→ **Directive**
Select the lines below containing the word "como".

→ **Dataset rows**
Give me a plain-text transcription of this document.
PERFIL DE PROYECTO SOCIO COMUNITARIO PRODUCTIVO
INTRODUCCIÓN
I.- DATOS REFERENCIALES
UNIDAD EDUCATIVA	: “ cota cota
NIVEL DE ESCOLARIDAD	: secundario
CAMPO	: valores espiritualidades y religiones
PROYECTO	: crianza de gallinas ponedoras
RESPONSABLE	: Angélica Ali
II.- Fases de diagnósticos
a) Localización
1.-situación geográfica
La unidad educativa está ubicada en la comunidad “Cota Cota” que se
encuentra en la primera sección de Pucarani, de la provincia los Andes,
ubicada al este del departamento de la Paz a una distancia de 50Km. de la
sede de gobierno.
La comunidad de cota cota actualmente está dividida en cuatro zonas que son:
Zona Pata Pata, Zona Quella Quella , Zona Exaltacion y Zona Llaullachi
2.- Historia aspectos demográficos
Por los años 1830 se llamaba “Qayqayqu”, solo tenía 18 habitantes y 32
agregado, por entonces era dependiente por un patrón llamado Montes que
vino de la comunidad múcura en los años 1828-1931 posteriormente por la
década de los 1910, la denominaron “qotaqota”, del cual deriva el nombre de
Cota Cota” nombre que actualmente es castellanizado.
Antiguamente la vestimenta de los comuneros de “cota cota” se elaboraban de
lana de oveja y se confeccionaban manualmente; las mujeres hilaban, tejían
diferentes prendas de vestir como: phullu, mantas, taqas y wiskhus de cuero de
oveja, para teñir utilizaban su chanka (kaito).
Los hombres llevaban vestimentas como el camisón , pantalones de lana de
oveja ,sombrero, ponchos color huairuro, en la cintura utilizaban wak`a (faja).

→ **Task response**
diferentes prendas de vestir como: phullu, mantas, taqas y wiskhus de cuero de
Los hombres llevaban vestimentas como el camisón , pantalones de lana de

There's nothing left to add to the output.